[Collected data]
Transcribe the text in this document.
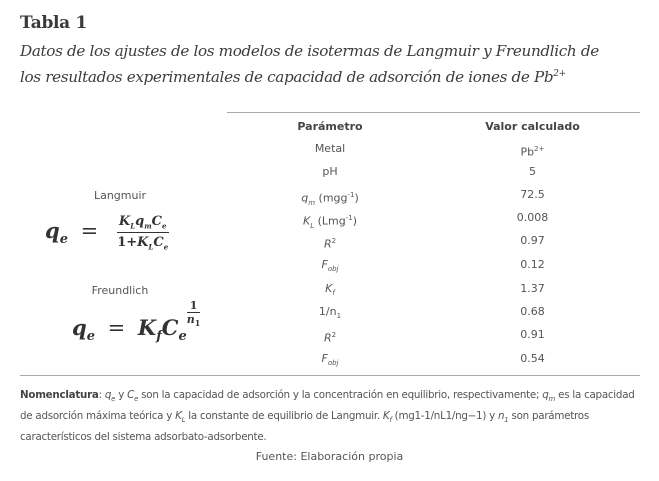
Tabla 1
Datos de los ajustes de los modelos de isotermas de Langmuir y Freundlich de
los resultados experimentales de capacidad de adsorción de iones de $Pb^{2+}$
Parámetro	Valor calculado
Metal	$Pb^{2+}$
pH	5
$q_m$ (mgg$^{-1}$)	72.5
$K_L$ (Lmg$^{-1}$)	0.008
$R^2$	0.97
$F_{obj}$	0.12
$K_f$	1.37
$1/n_1$	0.68
$R^2$	0.91
$F_{obj}$	0.54
Langmuir
$q_e = \frac{K_Lq_mC_e}{1+K_LC_e}$
Freundlich
$q_e = K_fC_e$
$\frac{1}{n_1}$
Nomenclatura: $q_e$ y $C_e$ son la capacidad de adsorción y la concentración en equilibrio, respectivamente; $q_m$ es la capacidad de adsorción máxima teórica y $K_L$ la constante de equilibrio de Langmuir. $K_f$ (mg1-1/nL1/ng−1) y $n_1$ son parámetros característicos del sistema adsorbato-adsorbente.
Fuente: Elaboración propia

*Written problem*:
Repeat each line of the records above exactly, but do not copy the pictures.

*Task result*:
Transcribe the text in this document.
Tabla 1
Datos de los ajustes de los modelos de isotermas de Langmuir y Freundlich de
los resultados experimentales de capacidad de adsorción de iones de $Pb^{2+}$
Parámetro	Valor calculado
Metal	$Pb^{2+}$
pH	5
$q_m$ (mgg$^{-1}$)	72.5
$K_L$ (Lmg$^{-1}$)	0.008
$R^2$	0.97
$F_{obj}$	0.12
$K_f$	1.37
$1/n_1$	0.68
$R^2$	0.91
$F_{obj}$	0.54
Langmuir
$q_e = \frac{K_Lq_mC_e}{1+K_LC_e}$
Freundlich
$q_e = K_fC_e$
$\frac{1}{n_1}$
Nomenclatura: $q_e$ y $C_e$ son la capacidad de adsorción y la concentración en equilibrio, respectivamente; $q_m$ es la capacidad de adsorción máxima teórica y $K_L$ la constante de equilibrio de Langmuir. $K_f$ (mg1-1/nL1/ng−1) y $n_1$ son parámetros característicos del sistema adsorbato-adsorbente.
Fuente: Elaboración propia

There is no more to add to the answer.